### What this task involves
Word for word, give the material below again, minus any images.

>>>

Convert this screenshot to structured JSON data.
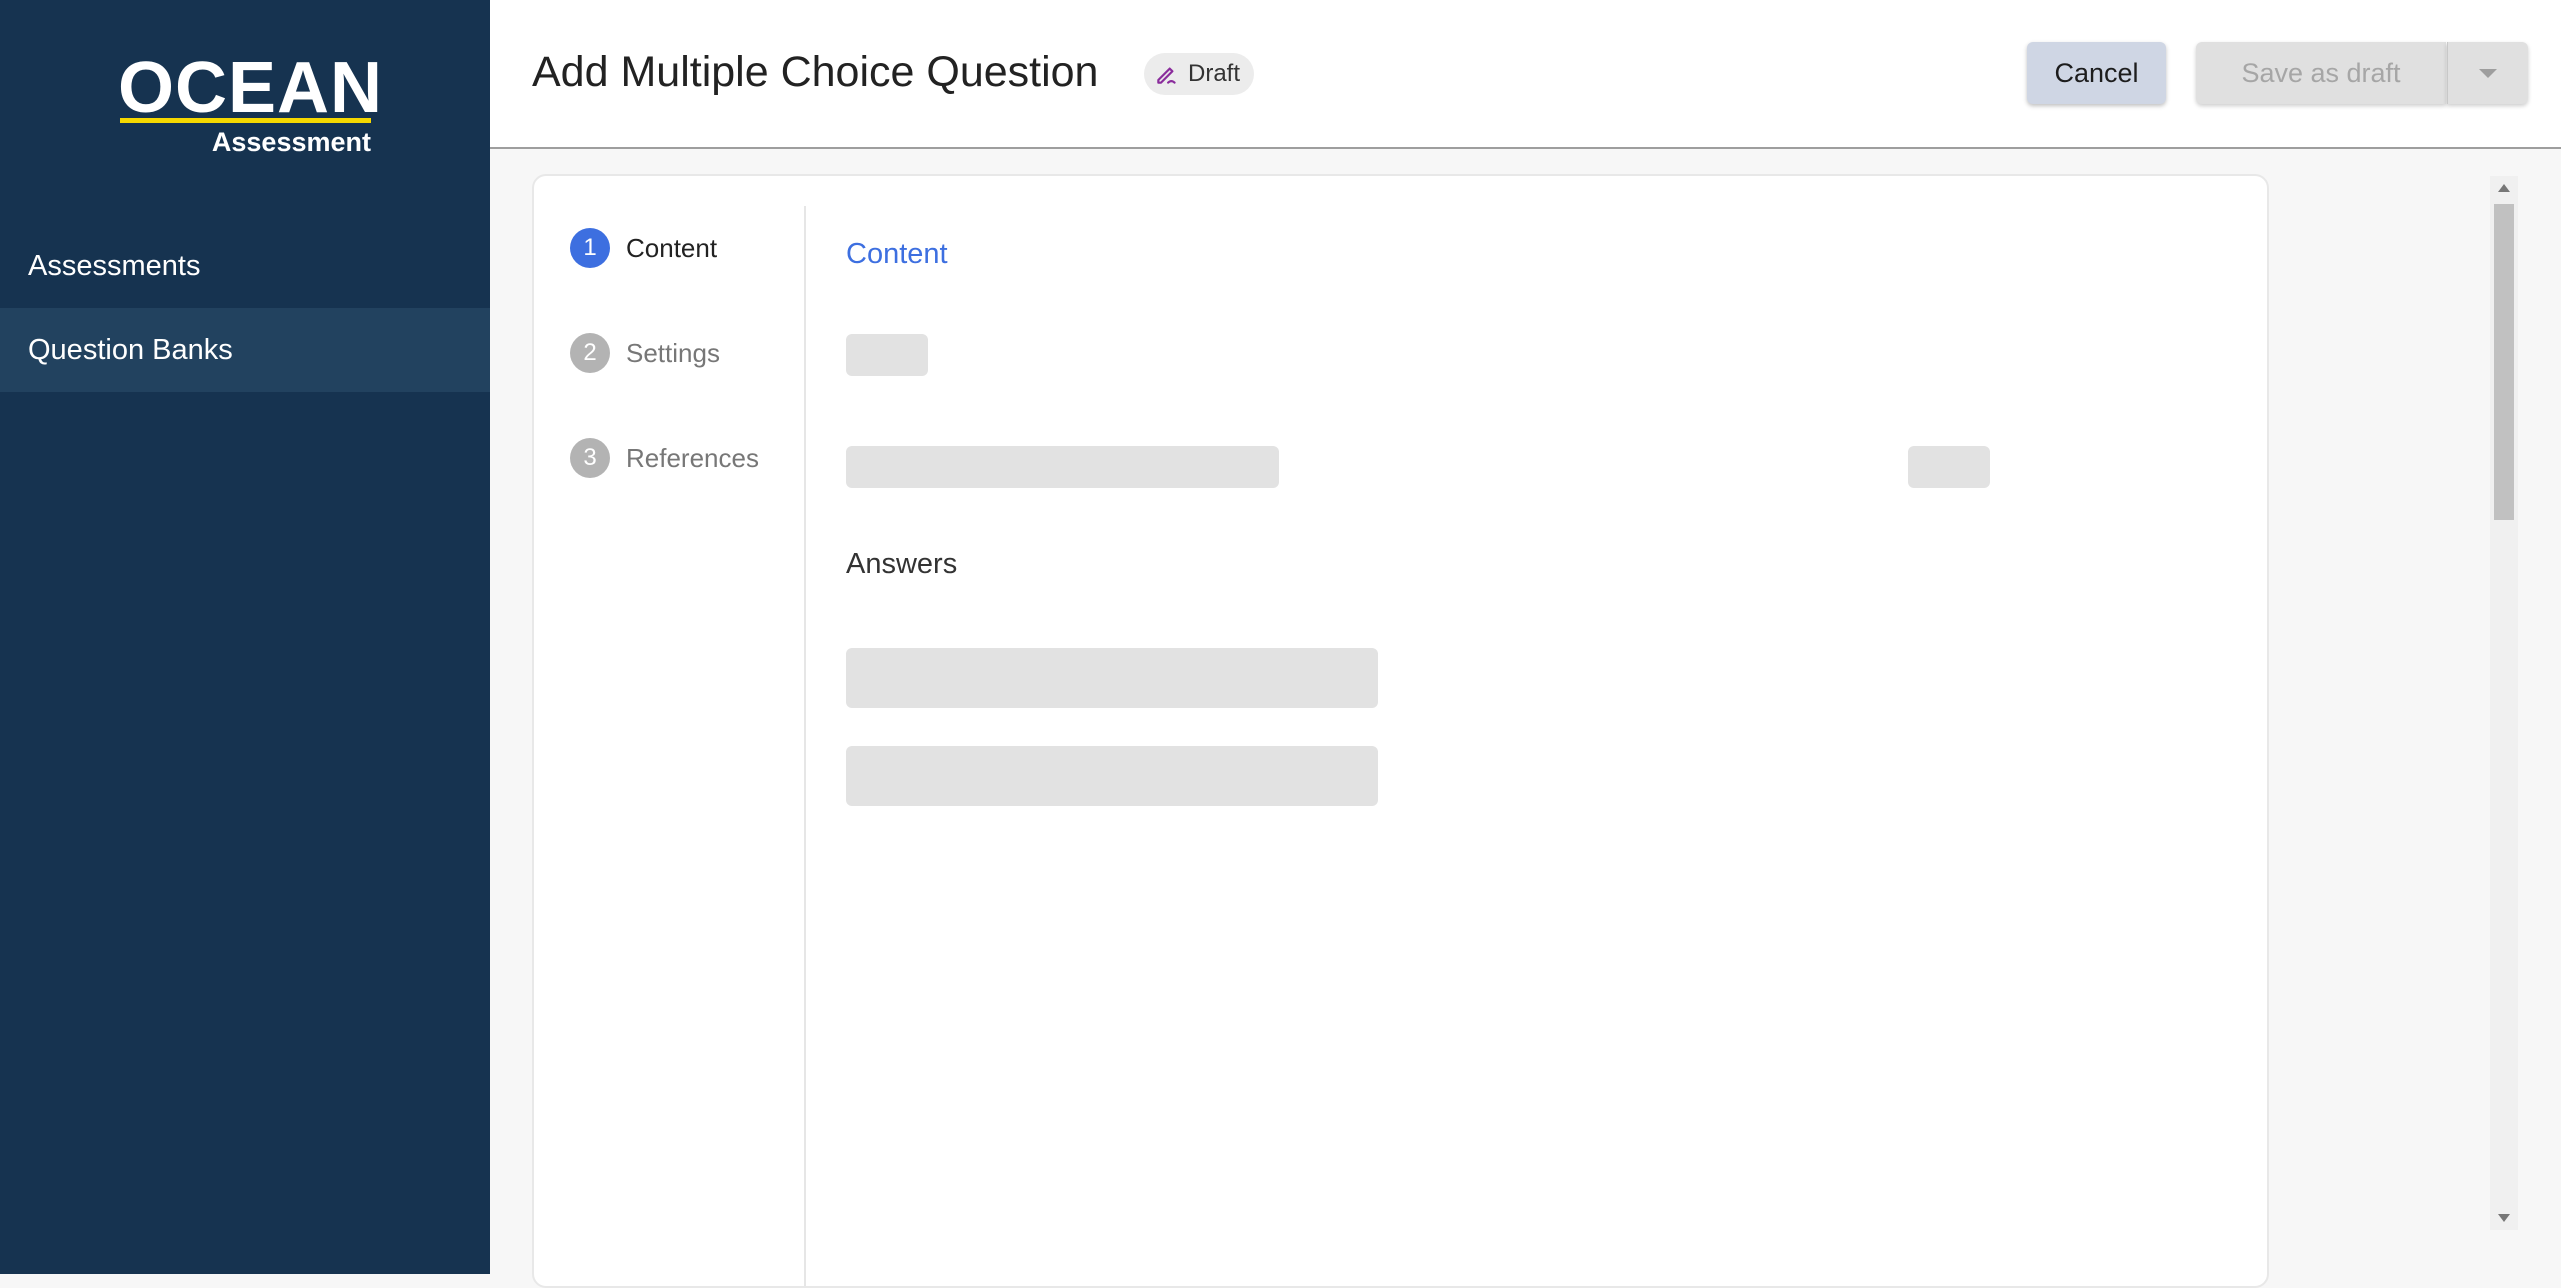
{
  "sidebar": {
    "logo": {
      "main": "OCEAN",
      "sub": "Assessment"
    },
    "items": [
      {
        "label": "Assessments",
        "active": false
      },
      {
        "label": "Question Banks",
        "active": true
      }
    ]
  },
  "header": {
    "title": "Add Multiple Choice Question",
    "status_badge": "Draft",
    "cancel_label": "Cancel",
    "save_label": "Save as draft"
  },
  "stepper": {
    "steps": [
      {
        "number": "1",
        "label": "Content",
        "active": true
      },
      {
        "number": "2",
        "label": "Settings",
        "active": false
      },
      {
        "number": "3",
        "label": "References",
        "active": false
      }
    ]
  },
  "content": {
    "section_title": "Content",
    "answers_title": "Answers"
  },
  "colors": {
    "sidebar_bg": "#163350",
    "sidebar_active": "#22425f",
    "logo_accent": "#f5d800",
    "accent_blue": "#3d6fe0",
    "cancel_bg": "#cfd6e4",
    "draft_icon": "#8a2c9c"
  }
}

<<<

### Exercise response
Convert this screenshot to structured JSON data.
{
  "sidebar": {
    "logo": {
      "main": "OCEAN",
      "sub": "Assessment"
    },
    "items": [
      {
        "label": "Assessments",
        "active": false
      },
      {
        "label": "Question Banks",
        "active": true
      }
    ]
  },
  "header": {
    "title": "Add Multiple Choice Question",
    "status_badge": "Draft",
    "cancel_label": "Cancel",
    "save_label": "Save as draft"
  },
  "stepper": {
    "steps": [
      {
        "number": "1",
        "label": "Content",
        "active": true
      },
      {
        "number": "2",
        "label": "Settings",
        "active": false
      },
      {
        "number": "3",
        "label": "References",
        "active": false
      }
    ]
  },
  "content": {
    "section_title": "Content",
    "answers_title": "Answers"
  },
  "colors": {
    "sidebar_bg": "#163350",
    "sidebar_active": "#22425f",
    "logo_accent": "#f5d800",
    "accent_blue": "#3d6fe0",
    "cancel_bg": "#cfd6e4",
    "draft_icon": "#8a2c9c"
  }
}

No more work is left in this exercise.